- **THE RECORDS**:
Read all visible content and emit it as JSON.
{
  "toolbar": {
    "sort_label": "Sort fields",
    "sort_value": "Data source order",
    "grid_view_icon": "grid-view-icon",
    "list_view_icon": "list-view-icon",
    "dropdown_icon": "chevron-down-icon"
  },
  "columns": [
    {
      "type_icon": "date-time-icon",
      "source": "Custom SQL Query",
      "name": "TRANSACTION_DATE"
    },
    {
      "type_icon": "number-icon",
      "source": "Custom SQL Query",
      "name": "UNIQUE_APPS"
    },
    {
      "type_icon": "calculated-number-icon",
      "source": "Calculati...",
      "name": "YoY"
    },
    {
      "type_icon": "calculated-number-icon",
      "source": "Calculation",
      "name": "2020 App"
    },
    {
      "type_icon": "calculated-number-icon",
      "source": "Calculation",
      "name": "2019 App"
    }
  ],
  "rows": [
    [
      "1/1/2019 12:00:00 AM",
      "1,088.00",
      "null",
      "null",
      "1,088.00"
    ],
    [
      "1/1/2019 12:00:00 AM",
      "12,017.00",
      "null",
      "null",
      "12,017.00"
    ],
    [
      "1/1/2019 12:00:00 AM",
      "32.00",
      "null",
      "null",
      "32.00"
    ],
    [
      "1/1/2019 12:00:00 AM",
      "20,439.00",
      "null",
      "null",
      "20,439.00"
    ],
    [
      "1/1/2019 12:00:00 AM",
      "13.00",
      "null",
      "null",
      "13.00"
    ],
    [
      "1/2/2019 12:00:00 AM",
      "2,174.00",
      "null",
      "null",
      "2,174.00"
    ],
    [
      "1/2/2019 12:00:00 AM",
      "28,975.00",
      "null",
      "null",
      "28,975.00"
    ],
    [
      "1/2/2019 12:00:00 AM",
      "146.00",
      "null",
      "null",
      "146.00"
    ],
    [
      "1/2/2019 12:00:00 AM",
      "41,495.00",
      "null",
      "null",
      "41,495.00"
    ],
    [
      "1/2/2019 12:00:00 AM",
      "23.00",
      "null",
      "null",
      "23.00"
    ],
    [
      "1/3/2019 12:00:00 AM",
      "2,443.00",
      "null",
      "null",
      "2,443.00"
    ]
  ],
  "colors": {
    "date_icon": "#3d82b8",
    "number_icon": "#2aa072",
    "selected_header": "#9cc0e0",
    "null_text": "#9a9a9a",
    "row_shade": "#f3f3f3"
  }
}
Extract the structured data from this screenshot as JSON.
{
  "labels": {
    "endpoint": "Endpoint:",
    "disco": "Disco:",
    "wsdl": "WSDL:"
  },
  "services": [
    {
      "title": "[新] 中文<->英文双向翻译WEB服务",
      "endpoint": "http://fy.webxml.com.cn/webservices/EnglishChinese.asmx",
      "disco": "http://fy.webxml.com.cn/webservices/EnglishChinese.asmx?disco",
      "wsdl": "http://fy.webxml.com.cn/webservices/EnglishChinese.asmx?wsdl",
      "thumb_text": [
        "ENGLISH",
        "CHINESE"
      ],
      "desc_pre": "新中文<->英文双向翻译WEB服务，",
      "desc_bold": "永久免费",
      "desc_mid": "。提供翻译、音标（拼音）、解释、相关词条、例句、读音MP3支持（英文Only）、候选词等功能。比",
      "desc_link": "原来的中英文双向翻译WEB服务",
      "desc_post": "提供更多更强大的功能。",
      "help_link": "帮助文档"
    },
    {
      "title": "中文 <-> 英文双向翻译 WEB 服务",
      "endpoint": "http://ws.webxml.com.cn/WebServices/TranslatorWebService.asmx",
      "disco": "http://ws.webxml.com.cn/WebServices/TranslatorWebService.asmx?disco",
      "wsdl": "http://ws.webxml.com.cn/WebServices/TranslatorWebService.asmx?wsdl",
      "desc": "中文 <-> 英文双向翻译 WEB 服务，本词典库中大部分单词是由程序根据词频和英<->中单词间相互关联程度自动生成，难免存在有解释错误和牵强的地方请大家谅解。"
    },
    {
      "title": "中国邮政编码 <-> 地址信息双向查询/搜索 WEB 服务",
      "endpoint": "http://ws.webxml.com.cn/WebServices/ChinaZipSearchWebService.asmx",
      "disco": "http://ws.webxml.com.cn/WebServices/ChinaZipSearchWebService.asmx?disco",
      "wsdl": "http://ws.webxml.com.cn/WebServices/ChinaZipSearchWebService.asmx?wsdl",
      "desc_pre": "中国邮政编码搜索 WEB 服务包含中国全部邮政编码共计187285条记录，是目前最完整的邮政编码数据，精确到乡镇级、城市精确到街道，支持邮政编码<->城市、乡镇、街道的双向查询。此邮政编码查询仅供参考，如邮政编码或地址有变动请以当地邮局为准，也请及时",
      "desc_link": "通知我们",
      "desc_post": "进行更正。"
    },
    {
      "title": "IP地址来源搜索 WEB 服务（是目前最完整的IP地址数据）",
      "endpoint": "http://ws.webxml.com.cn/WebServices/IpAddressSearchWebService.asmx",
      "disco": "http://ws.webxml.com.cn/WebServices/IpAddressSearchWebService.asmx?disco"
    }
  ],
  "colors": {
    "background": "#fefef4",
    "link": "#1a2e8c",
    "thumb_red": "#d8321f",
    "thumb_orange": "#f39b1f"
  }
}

- **YOUR GOAL**:
Repeat the records above exactly, from the first line to the last.

- **COMPLETE OUTPUT**:
Read all visible content and emit it as JSON.
{
  "toolbar": {
    "sort_label": "Sort fields",
    "sort_value": "Data source order",
    "grid_view_icon": "grid-view-icon",
    "list_view_icon": "list-view-icon",
    "dropdown_icon": "chevron-down-icon"
  },
  "columns": [
    {
      "type_icon": "date-time-icon",
      "source": "Custom SQL Query",
      "name": "TRANSACTION_DATE"
    },
    {
      "type_icon": "number-icon",
      "source": "Custom SQL Query",
      "name": "UNIQUE_APPS"
    },
    {
      "type_icon": "calculated-number-icon",
      "source": "Calculati...",
      "name": "YoY"
    },
    {
      "type_icon": "calculated-number-icon",
      "source": "Calculation",
      "name": "2020 App"
    },
    {
      "type_icon": "calculated-number-icon",
      "source": "Calculation",
      "name": "2019 App"
    }
  ],
  "rows": [
    [
      "1/1/2019 12:00:00 AM",
      "1,088.00",
      "null",
      "null",
      "1,088.00"
    ],
    [
      "1/1/2019 12:00:00 AM",
      "12,017.00",
      "null",
      "null",
      "12,017.00"
    ],
    [
      "1/1/2019 12:00:00 AM",
      "32.00",
      "null",
      "null",
      "32.00"
    ],
    [
      "1/1/2019 12:00:00 AM",
      "20,439.00",
      "null",
      "null",
      "20,439.00"
    ],
    [
      "1/1/2019 12:00:00 AM",
      "13.00",
      "null",
      "null",
      "13.00"
    ],
    [
      "1/2/2019 12:00:00 AM",
      "2,174.00",
      "null",
      "null",
      "2,174.00"
    ],
    [
      "1/2/2019 12:00:00 AM",
      "28,975.00",
      "null",
      "null",
      "28,975.00"
    ],
    [
      "1/2/2019 12:00:00 AM",
      "146.00",
      "null",
      "null",
      "146.00"
    ],
    [
      "1/2/2019 12:00:00 AM",
      "41,495.00",
      "null",
      "null",
      "41,495.00"
    ],
    [
      "1/2/2019 12:00:00 AM",
      "23.00",
      "null",
      "null",
      "23.00"
    ],
    [
      "1/3/2019 12:00:00 AM",
      "2,443.00",
      "null",
      "null",
      "2,443.00"
    ]
  ],
  "colors": {
    "date_icon": "#3d82b8",
    "number_icon": "#2aa072",
    "selected_header": "#9cc0e0",
    "null_text": "#9a9a9a",
    "row_shade": "#f3f3f3"
  }
}
Extract the structured data from this screenshot as JSON.
{
  "labels": {
    "endpoint": "Endpoint:",
    "disco": "Disco:",
    "wsdl": "WSDL:"
  },
  "services": [
    {
      "title": "[新] 中文<->英文双向翻译WEB服务",
      "endpoint": "http://fy.webxml.com.cn/webservices/EnglishChinese.asmx",
      "disco": "http://fy.webxml.com.cn/webservices/EnglishChinese.asmx?disco",
      "wsdl": "http://fy.webxml.com.cn/webservices/EnglishChinese.asmx?wsdl",
      "thumb_text": [
        "ENGLISH",
        "CHINESE"
      ],
      "desc_pre": "新中文<->英文双向翻译WEB服务，",
      "desc_bold": "永久免费",
      "desc_mid": "。提供翻译、音标（拼音）、解释、相关词条、例句、读音MP3支持（英文Only）、候选词等功能。比",
      "desc_link": "原来的中英文双向翻译WEB服务",
      "desc_post": "提供更多更强大的功能。",
      "help_link": "帮助文档"
    },
    {
      "title": "中文 <-> 英文双向翻译 WEB 服务",
      "endpoint": "http://ws.webxml.com.cn/WebServices/TranslatorWebService.asmx",
      "disco": "http://ws.webxml.com.cn/WebServices/TranslatorWebService.asmx?disco",
      "wsdl": "http://ws.webxml.com.cn/WebServices/TranslatorWebService.asmx?wsdl",
      "desc": "中文 <-> 英文双向翻译 WEB 服务，本词典库中大部分单词是由程序根据词频和英<->中单词间相互关联程度自动生成，难免存在有解释错误和牵强的地方请大家谅解。"
    },
    {
      "title": "中国邮政编码 <-> 地址信息双向查询/搜索 WEB 服务",
      "endpoint": "http://ws.webxml.com.cn/WebServices/ChinaZipSearchWebService.asmx",
      "disco": "http://ws.webxml.com.cn/WebServices/ChinaZipSearchWebService.asmx?disco",
      "wsdl": "http://ws.webxml.com.cn/WebServices/ChinaZipSearchWebService.asmx?wsdl",
      "desc_pre": "中国邮政编码搜索 WEB 服务包含中国全部邮政编码共计187285条记录，是目前最完整的邮政编码数据，精确到乡镇级、城市精确到街道，支持邮政编码<->城市、乡镇、街道的双向查询。此邮政编码查询仅供参考，如邮政编码或地址有变动请以当地邮局为准，也请及时",
      "desc_link": "通知我们",
      "desc_post": "进行更正。"
    },
    {
      "title": "IP地址来源搜索 WEB 服务（是目前最完整的IP地址数据）",
      "endpoint": "http://ws.webxml.com.cn/WebServices/IpAddressSearchWebService.asmx",
      "disco": "http://ws.webxml.com.cn/WebServices/IpAddressSearchWebService.asmx?disco"
    }
  ],
  "colors": {
    "background": "#fefef4",
    "link": "#1a2e8c",
    "thumb_red": "#d8321f",
    "thumb_orange": "#f39b1f"
  }
}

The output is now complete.